INSTRUCTIONS FOR THE TASK
Single out each line with the word "ABCDE" and copy it.

SUPPLIED DATA
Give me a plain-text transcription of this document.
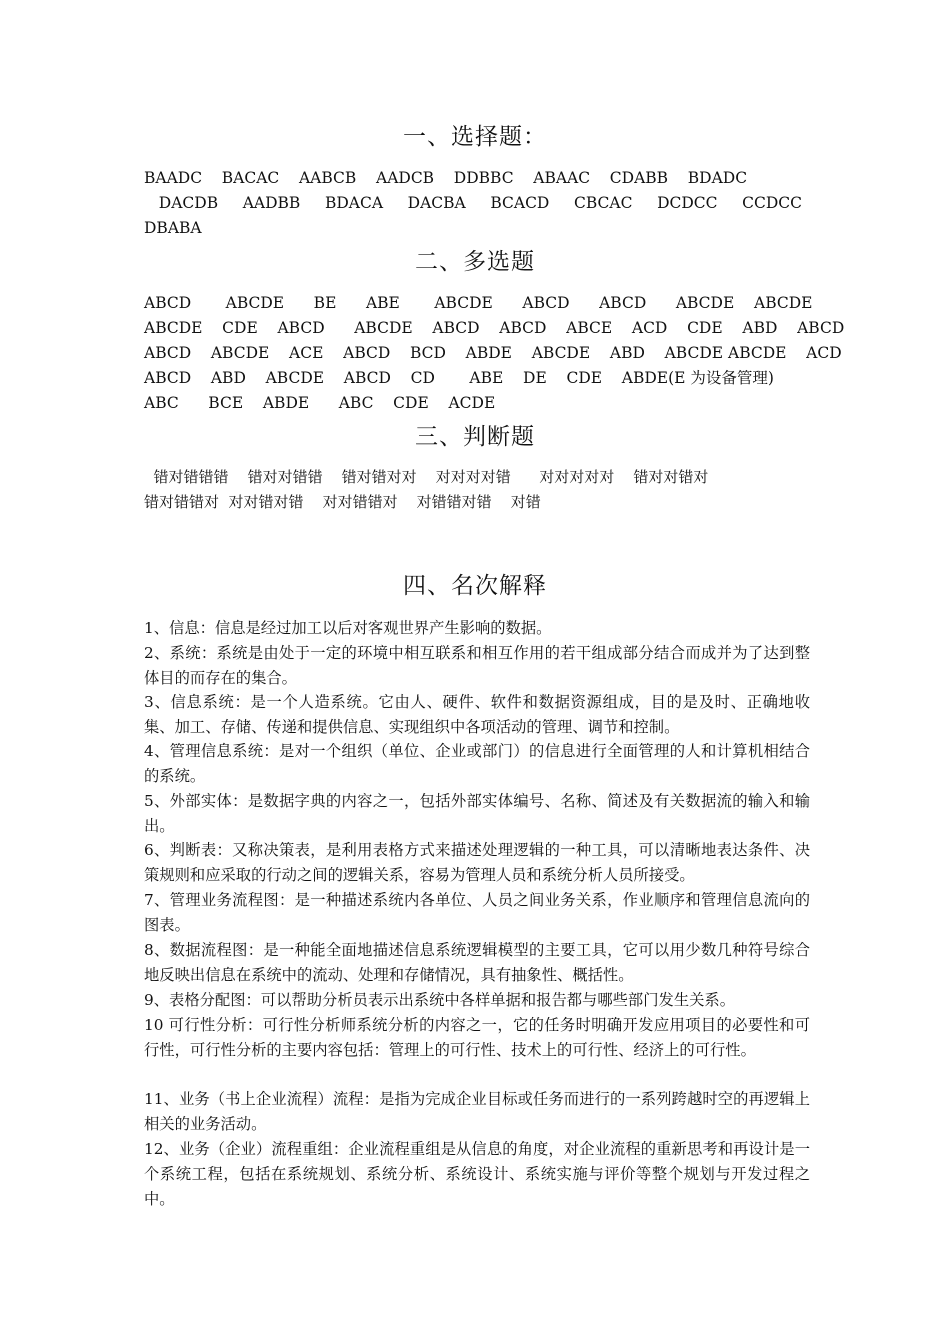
一、选择题：

BAADC    BACAC    AABCB    AADCB    DDBBC    ABAAC    CDABB    BDADC

DACDB     AADBB     BDACA     DACBA     BCACD     CBCAC     DCDCC     CCDCC

DBABA

二、多选题

ABCD       ABCDE      BE      ABE       ABCDE      ABCD      ABCD      ABCDE    ABCDE

ABCDE    CDE    ABCD      ABCDE    ABCD    ABCD    ABCE    ACD    CDE    ABD    ABCD

ABCD    ABCDE    ACE    ABCD    BCD    ABDE    ABCDE    ABD    ABCDE ABCDE    ACD

ABCD    ABD    ABCDE    ABCD    CD       ABE    DE    CDE    ABDE(E 为设备管理)

ABC      BCE    ABDE      ABC    CDE    ACDE

三、判断题

错对错错错    错对对错错    错对错对对    对对对对错      对对对对对    错对对错对

错对错错对  对对错对错    对对错错对    对错错对错    对错

四、名次解释

1、信息：信息是经过加工以后对客观世界产生影响的数据。

2、系统：系统是由处于一定的环境中相互联系和相互作用的若干组成部分结合而成并为了达到整体目的而存在的集合。

3、信息系统：是一个人造系统。它由人、硬件、软件和数据资源组成，目的是及时、正确地收集、加工、存储、传递和提供信息、实现组织中各项活动的管理、调节和控制。

4、管理信息系统：是对一个组织（单位、企业或部门）的信息进行全面管理的人和计算机相结合的系统。

5、外部实体：是数据字典的内容之一，包括外部实体编号、名称、简述及有关数据流的输入和输出。

6、判断表：又称决策表，是利用表格方式来描述处理逻辑的一种工具，可以清晰地表达条件、决策规则和应采取的行动之间的逻辑关系，容易为管理人员和系统分析人员所接受。

7、管理业务流程图：是一种描述系统内各单位、人员之间业务关系，作业顺序和管理信息流向的图表。

8、数据流程图：是一种能全面地描述信息系统逻辑模型的主要工具，它可以用少数几种符号综合地反映出信息在系统中的流动、处理和存储情况，具有抽象性、概括性。

9、表格分配图：可以帮助分析员表示出系统中各样单据和报告都与哪些部门发生关系。

10 可行性分析：可行性分析师系统分析的内容之一，它的任务时明确开发应用项目的必要性和可行性，可行性分析的主要内容包括：管理上的可行性、技术上的可行性、经济上的可行性。

11、业务（书上企业流程）流程：是指为完成企业目标或任务而进行的一系列跨越时空的再逻辑上相关的业务活动。

12、业务（企业）流程重组：企业流程重组是从信息的角度，对企业流程的重新思考和再设计是一个系统工程，包括在系统规划、系统分析、系统设计、系统实施与评价等整个规划与开发过程之中。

REPLY TO THE TASK
ABCD       ABCDE      BE      ABE       ABCDE      ABCD      ABCD      ABCDE    ABCDE
ABCDE    CDE    ABCD      ABCDE    ABCD    ABCD    ABCE    ACD    CDE    ABD    ABCD
ABCD    ABCDE    ACE    ABCD    BCD    ABDE    ABCDE    ABD    ABCDE ABCDE    ACD
ABCD    ABD    ABCDE    ABCD    CD       ABE    DE    CDE    ABDE(E 为设备管理)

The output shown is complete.